» Raw records
● ● ●

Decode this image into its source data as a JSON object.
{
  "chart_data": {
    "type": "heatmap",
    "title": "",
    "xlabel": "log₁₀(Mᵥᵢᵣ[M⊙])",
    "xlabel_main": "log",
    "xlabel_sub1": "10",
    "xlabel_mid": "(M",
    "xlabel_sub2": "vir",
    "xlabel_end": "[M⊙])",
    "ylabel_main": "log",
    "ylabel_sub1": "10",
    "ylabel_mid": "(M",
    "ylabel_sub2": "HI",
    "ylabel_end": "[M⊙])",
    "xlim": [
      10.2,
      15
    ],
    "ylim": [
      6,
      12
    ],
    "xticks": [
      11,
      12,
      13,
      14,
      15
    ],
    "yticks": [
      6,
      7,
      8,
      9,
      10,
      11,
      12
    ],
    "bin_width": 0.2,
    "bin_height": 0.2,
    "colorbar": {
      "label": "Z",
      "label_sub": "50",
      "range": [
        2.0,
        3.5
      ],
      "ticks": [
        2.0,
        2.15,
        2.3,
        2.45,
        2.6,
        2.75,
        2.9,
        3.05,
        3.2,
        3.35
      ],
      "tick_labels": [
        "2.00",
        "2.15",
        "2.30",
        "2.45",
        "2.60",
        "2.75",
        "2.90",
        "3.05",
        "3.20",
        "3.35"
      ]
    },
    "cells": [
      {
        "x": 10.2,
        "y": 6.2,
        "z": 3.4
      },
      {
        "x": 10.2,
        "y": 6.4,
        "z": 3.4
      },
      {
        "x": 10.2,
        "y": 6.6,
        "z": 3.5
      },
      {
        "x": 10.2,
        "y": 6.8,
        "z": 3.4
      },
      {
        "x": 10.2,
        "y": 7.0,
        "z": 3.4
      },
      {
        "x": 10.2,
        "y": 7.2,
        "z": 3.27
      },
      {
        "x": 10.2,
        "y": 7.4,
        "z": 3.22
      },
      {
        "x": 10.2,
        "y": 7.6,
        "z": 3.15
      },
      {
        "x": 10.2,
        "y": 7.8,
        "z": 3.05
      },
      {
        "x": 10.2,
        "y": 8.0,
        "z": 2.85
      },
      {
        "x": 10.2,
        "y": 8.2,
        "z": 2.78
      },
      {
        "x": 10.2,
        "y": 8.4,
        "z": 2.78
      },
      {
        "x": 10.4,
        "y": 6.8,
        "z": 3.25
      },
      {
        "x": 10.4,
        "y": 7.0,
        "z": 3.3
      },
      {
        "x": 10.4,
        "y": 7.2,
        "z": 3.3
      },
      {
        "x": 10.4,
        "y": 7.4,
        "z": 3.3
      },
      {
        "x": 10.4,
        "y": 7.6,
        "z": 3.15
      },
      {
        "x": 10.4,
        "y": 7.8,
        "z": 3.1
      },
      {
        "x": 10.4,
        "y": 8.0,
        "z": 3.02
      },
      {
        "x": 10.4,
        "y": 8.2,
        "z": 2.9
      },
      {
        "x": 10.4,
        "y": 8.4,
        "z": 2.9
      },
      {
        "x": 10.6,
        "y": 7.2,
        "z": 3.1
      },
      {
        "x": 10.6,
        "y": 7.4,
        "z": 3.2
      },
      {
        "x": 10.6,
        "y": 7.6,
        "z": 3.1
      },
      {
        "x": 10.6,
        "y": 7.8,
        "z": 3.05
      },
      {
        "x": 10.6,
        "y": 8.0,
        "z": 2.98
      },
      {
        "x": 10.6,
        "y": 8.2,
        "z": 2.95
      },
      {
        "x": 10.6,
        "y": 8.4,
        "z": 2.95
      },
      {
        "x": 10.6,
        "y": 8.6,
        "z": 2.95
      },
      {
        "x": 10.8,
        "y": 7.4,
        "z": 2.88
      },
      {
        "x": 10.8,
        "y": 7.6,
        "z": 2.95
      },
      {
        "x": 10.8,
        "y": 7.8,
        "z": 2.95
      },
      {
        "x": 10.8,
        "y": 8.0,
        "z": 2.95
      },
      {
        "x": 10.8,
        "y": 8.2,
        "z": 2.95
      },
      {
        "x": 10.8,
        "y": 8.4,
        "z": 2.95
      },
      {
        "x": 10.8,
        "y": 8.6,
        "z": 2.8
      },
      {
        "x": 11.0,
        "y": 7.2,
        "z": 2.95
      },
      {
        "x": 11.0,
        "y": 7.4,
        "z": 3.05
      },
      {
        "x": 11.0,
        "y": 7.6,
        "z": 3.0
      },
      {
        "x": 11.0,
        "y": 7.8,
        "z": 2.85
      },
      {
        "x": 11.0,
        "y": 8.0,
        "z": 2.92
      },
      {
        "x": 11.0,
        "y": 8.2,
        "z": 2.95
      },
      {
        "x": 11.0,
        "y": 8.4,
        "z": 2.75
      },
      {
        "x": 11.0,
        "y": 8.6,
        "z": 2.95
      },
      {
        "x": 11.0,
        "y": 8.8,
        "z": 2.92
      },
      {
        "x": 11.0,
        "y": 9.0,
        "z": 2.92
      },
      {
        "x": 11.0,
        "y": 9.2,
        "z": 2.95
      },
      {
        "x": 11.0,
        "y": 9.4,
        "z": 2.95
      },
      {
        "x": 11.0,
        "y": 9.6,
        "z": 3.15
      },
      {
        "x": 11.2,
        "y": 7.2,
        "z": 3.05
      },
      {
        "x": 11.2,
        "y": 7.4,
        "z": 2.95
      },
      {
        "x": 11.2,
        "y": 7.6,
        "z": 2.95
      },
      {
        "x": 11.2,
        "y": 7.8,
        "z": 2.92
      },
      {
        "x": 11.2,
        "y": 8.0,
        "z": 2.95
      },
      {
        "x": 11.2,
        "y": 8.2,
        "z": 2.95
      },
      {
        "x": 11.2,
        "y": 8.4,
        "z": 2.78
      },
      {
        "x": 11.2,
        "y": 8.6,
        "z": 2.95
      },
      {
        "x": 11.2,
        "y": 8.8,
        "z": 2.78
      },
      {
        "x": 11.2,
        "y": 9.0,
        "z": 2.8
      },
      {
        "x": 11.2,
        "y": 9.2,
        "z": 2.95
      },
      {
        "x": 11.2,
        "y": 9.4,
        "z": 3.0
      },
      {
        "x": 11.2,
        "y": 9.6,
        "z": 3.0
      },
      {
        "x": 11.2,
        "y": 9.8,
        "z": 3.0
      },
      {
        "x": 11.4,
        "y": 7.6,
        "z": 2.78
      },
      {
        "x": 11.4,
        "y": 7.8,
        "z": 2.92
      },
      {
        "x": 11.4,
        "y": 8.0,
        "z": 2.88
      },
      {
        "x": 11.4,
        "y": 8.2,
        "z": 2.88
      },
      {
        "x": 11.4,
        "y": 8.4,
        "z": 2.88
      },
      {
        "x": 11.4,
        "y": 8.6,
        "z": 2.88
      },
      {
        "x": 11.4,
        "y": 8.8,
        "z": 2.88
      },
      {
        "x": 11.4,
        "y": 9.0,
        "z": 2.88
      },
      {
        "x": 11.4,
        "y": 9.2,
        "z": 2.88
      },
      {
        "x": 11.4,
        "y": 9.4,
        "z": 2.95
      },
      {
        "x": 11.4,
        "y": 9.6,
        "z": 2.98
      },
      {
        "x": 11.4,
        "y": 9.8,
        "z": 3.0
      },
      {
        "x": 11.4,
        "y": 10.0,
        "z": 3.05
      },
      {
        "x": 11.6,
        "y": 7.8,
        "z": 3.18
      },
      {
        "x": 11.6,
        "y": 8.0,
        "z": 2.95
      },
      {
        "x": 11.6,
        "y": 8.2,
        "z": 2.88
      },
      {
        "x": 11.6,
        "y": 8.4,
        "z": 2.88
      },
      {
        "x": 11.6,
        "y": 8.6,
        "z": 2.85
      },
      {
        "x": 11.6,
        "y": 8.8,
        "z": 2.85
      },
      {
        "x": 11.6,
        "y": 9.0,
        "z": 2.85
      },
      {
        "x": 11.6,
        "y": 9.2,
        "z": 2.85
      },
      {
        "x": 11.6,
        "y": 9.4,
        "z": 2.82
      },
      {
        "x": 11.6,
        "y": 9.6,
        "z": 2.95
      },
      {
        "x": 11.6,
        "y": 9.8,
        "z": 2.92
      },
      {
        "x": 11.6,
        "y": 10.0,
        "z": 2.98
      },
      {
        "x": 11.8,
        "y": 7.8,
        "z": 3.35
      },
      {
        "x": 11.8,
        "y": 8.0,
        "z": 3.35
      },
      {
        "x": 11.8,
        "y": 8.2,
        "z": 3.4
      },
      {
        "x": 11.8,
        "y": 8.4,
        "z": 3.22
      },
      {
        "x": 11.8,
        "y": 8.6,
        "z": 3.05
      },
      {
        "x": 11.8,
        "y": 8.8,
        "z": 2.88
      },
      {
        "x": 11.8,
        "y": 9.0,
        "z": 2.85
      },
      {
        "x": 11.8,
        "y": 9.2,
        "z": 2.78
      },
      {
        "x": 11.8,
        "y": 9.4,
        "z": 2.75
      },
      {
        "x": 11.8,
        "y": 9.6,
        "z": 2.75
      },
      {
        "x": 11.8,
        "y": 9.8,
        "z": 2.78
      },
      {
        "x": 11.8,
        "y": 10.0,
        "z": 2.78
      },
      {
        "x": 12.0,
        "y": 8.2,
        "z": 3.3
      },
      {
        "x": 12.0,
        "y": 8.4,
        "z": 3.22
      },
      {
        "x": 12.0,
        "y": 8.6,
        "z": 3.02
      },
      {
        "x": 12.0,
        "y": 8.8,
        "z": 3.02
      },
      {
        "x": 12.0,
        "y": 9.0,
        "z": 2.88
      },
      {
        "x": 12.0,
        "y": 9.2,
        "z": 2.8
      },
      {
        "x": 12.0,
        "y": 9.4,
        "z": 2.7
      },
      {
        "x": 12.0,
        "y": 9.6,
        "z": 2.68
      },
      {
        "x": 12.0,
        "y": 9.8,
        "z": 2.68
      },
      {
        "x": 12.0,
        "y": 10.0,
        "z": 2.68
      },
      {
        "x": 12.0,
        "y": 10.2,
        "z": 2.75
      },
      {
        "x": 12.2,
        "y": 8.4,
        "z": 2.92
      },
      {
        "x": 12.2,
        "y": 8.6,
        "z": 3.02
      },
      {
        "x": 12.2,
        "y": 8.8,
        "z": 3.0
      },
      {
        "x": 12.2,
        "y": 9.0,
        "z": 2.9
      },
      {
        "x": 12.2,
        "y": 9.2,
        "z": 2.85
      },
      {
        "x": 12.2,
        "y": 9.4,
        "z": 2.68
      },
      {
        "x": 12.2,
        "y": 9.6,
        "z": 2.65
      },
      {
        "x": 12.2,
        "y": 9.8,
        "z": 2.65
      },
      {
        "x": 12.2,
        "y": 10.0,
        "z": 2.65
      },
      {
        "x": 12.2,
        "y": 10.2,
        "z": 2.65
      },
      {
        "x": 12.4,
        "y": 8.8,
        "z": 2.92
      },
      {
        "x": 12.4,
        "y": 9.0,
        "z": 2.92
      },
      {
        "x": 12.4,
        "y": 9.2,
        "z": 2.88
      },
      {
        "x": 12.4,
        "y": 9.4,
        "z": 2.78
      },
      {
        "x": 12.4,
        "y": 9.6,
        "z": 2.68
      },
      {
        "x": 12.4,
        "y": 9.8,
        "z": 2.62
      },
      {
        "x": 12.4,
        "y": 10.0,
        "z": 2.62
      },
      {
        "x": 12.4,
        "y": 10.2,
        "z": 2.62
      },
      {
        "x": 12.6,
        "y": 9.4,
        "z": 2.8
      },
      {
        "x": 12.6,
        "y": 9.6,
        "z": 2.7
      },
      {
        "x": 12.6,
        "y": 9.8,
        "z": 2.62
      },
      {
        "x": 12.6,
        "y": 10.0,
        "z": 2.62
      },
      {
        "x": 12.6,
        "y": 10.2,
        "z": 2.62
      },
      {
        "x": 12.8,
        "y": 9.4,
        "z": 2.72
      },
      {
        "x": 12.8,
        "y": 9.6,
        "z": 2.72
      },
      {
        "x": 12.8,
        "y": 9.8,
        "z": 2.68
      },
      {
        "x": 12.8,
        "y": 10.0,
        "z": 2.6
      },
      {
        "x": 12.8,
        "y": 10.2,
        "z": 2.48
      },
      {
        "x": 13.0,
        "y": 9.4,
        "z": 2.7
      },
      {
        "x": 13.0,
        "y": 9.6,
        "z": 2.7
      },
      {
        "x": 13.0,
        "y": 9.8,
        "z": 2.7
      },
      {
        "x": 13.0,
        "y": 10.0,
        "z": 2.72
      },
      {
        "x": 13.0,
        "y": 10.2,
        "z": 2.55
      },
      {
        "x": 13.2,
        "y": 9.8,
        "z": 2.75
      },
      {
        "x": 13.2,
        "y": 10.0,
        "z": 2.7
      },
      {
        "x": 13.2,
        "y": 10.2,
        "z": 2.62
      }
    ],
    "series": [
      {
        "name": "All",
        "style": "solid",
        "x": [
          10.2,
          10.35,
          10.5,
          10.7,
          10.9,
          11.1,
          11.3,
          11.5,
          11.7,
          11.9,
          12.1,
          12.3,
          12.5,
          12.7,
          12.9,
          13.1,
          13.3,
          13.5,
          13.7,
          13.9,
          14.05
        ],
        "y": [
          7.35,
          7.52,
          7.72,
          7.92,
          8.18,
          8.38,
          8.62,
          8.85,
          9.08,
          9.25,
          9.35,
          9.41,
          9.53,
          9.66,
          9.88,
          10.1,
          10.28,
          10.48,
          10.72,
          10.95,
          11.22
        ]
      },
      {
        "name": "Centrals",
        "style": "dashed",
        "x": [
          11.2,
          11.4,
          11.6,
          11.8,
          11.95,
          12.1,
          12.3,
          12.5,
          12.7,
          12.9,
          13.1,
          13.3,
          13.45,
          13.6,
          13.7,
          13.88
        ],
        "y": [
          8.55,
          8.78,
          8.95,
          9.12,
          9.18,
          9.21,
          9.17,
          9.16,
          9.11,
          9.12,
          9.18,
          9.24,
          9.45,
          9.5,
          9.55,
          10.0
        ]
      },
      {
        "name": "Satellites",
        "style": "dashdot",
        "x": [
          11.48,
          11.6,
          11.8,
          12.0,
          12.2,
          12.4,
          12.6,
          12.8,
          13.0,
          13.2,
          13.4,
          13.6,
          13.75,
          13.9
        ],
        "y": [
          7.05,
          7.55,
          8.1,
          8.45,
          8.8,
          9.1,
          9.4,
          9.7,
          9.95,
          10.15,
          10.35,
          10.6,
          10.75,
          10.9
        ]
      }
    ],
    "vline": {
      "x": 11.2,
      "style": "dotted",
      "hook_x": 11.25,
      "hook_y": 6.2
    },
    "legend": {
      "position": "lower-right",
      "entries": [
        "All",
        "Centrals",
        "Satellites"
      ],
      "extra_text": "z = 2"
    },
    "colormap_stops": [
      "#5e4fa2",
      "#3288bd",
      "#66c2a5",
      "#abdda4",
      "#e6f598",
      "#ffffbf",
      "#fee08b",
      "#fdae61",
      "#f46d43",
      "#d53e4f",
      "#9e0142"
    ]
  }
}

● ● ●

» Required work
Find all lines holding the string "style" and copy them.

» Answer below
        "style": "solid",
        "style": "dashed",
        "style": "dashdot",
      "style": "dotted",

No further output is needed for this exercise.